* **Task details**: Copy the data below exactly, omitting any picture it contains.
◇ ◇ ◇ ◇
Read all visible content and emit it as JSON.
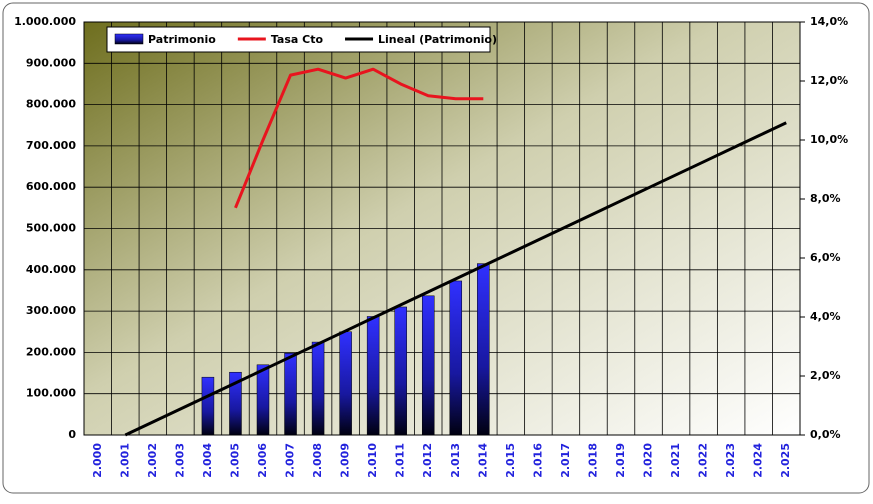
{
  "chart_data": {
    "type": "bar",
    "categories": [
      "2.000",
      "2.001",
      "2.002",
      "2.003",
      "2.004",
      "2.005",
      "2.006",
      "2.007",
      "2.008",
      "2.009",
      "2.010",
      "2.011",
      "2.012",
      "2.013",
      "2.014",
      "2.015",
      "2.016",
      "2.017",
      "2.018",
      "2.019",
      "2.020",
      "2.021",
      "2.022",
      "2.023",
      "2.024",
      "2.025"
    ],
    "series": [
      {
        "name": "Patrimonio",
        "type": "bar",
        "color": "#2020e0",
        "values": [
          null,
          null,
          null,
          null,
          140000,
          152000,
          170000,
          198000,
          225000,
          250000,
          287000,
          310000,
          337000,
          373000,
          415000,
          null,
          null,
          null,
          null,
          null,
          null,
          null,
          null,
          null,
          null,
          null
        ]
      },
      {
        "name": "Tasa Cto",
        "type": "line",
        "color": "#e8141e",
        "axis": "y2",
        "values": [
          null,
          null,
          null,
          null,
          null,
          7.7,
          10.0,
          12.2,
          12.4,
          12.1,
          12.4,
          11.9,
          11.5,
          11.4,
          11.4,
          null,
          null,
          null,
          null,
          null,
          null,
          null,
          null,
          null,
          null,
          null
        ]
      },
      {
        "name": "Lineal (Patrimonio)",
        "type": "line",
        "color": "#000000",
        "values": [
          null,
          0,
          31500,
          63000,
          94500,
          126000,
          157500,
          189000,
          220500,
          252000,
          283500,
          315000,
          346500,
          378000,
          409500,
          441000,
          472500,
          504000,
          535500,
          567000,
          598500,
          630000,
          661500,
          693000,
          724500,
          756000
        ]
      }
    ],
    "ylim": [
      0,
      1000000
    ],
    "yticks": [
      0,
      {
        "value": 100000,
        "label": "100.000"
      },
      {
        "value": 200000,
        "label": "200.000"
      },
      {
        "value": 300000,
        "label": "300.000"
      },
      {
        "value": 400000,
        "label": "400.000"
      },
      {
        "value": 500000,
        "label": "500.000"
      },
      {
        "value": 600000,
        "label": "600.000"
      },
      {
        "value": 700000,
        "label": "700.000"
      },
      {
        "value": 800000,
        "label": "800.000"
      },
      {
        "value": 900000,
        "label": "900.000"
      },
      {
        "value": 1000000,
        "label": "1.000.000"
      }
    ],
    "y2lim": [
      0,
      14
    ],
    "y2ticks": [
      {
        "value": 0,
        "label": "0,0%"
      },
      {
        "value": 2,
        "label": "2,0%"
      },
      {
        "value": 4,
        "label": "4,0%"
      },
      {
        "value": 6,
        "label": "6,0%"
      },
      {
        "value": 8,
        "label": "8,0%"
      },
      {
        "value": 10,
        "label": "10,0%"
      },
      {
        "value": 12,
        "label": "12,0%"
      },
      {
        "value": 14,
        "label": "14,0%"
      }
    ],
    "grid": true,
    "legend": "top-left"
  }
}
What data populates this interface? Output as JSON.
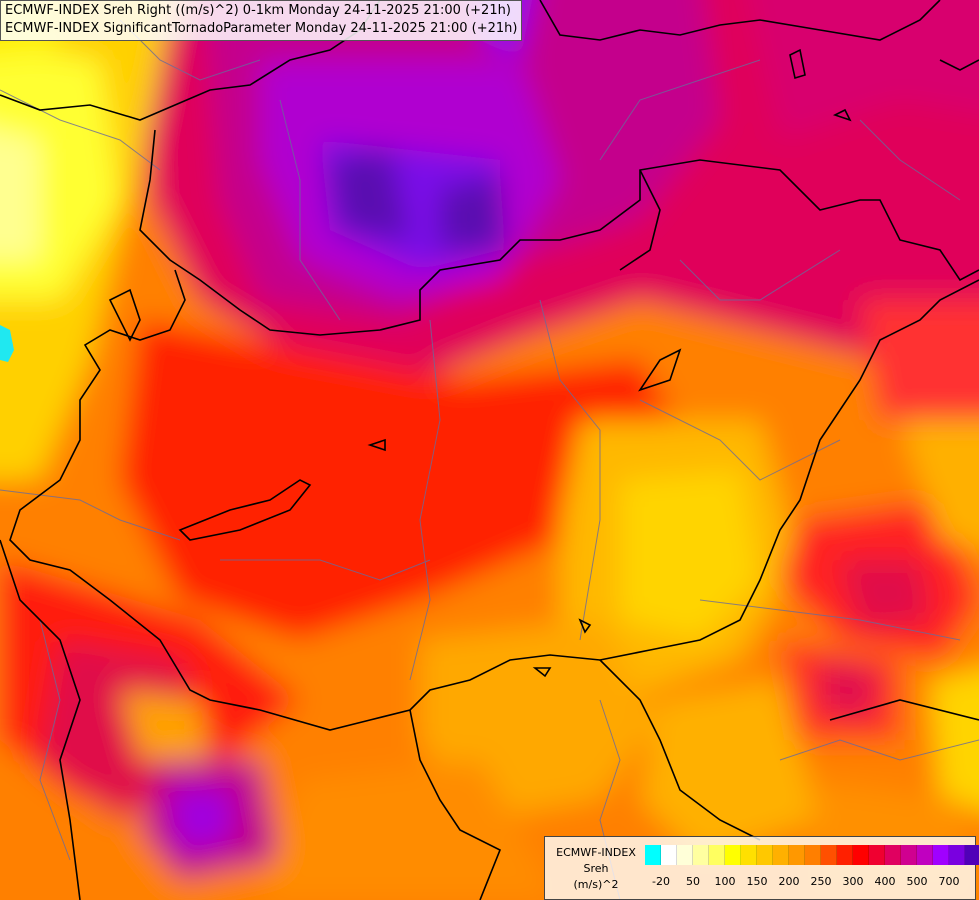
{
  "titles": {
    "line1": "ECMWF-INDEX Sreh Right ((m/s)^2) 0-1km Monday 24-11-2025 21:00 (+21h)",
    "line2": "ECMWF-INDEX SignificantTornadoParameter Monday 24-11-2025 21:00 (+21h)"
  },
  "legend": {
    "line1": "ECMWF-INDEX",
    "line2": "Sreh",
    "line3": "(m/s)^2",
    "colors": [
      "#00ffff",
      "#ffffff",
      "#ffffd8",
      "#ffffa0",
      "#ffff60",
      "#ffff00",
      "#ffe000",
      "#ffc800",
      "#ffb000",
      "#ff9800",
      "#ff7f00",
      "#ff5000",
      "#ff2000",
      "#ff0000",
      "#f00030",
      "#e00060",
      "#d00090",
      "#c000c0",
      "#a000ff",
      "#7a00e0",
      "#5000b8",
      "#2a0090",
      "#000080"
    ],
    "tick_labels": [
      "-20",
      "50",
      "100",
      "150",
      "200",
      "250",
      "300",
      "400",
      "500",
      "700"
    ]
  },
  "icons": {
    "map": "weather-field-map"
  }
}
◇ ◇ ◇ ◇
* **Result for this exercise**:
Read all visible content and emit it as JSON.
{
  "chart_data": {
    "type": "bar",
    "categories": [
      "2.000",
      "2.001",
      "2.002",
      "2.003",
      "2.004",
      "2.005",
      "2.006",
      "2.007",
      "2.008",
      "2.009",
      "2.010",
      "2.011",
      "2.012",
      "2.013",
      "2.014",
      "2.015",
      "2.016",
      "2.017",
      "2.018",
      "2.019",
      "2.020",
      "2.021",
      "2.022",
      "2.023",
      "2.024",
      "2.025"
    ],
    "series": [
      {
        "name": "Patrimonio",
        "type": "bar",
        "color": "#2020e0",
        "values": [
          null,
          null,
          null,
          null,
          140000,
          152000,
          170000,
          198000,
          225000,
          250000,
          287000,
          310000,
          337000,
          373000,
          415000,
          null,
          null,
          null,
          null,
          null,
          null,
          null,
          null,
          null,
          null,
          null
        ]
      },
      {
        "name": "Tasa Cto",
        "type": "line",
        "color": "#e8141e",
        "axis": "y2",
        "values": [
          null,
          null,
          null,
          null,
          null,
          7.7,
          10.0,
          12.2,
          12.4,
          12.1,
          12.4,
          11.9,
          11.5,
          11.4,
          11.4,
          null,
          null,
          null,
          null,
          null,
          null,
          null,
          null,
          null,
          null,
          null
        ]
      },
      {
        "name": "Lineal (Patrimonio)",
        "type": "line",
        "color": "#000000",
        "values": [
          null,
          0,
          31500,
          63000,
          94500,
          126000,
          157500,
          189000,
          220500,
          252000,
          283500,
          315000,
          346500,
          378000,
          409500,
          441000,
          472500,
          504000,
          535500,
          567000,
          598500,
          630000,
          661500,
          693000,
          724500,
          756000
        ]
      }
    ],
    "ylim": [
      0,
      1000000
    ],
    "yticks": [
      0,
      {
        "value": 100000,
        "label": "100.000"
      },
      {
        "value": 200000,
        "label": "200.000"
      },
      {
        "value": 300000,
        "label": "300.000"
      },
      {
        "value": 400000,
        "label": "400.000"
      },
      {
        "value": 500000,
        "label": "500.000"
      },
      {
        "value": 600000,
        "label": "600.000"
      },
      {
        "value": 700000,
        "label": "700.000"
      },
      {
        "value": 800000,
        "label": "800.000"
      },
      {
        "value": 900000,
        "label": "900.000"
      },
      {
        "value": 1000000,
        "label": "1.000.000"
      }
    ],
    "y2lim": [
      0,
      14
    ],
    "y2ticks": [
      {
        "value": 0,
        "label": "0,0%"
      },
      {
        "value": 2,
        "label": "2,0%"
      },
      {
        "value": 4,
        "label": "4,0%"
      },
      {
        "value": 6,
        "label": "6,0%"
      },
      {
        "value": 8,
        "label": "8,0%"
      },
      {
        "value": 10,
        "label": "10,0%"
      },
      {
        "value": 12,
        "label": "12,0%"
      },
      {
        "value": 14,
        "label": "14,0%"
      }
    ],
    "grid": true,
    "legend": "top-left"
  }
}
What data populates this interface? Output as JSON.
{
  "titles": {
    "line1": "ECMWF-INDEX Sreh Right ((m/s)^2) 0-1km Monday 24-11-2025 21:00 (+21h)",
    "line2": "ECMWF-INDEX SignificantTornadoParameter Monday 24-11-2025 21:00 (+21h)"
  },
  "legend": {
    "line1": "ECMWF-INDEX",
    "line2": "Sreh",
    "line3": "(m/s)^2",
    "colors": [
      "#00ffff",
      "#ffffff",
      "#ffffd8",
      "#ffffa0",
      "#ffff60",
      "#ffff00",
      "#ffe000",
      "#ffc800",
      "#ffb000",
      "#ff9800",
      "#ff7f00",
      "#ff5000",
      "#ff2000",
      "#ff0000",
      "#f00030",
      "#e00060",
      "#d00090",
      "#c000c0",
      "#a000ff",
      "#7a00e0",
      "#5000b8",
      "#2a0090",
      "#000080"
    ],
    "tick_labels": [
      "-20",
      "50",
      "100",
      "150",
      "200",
      "250",
      "300",
      "400",
      "500",
      "700"
    ]
  },
  "icons": {
    "map": "weather-field-map"
  }
}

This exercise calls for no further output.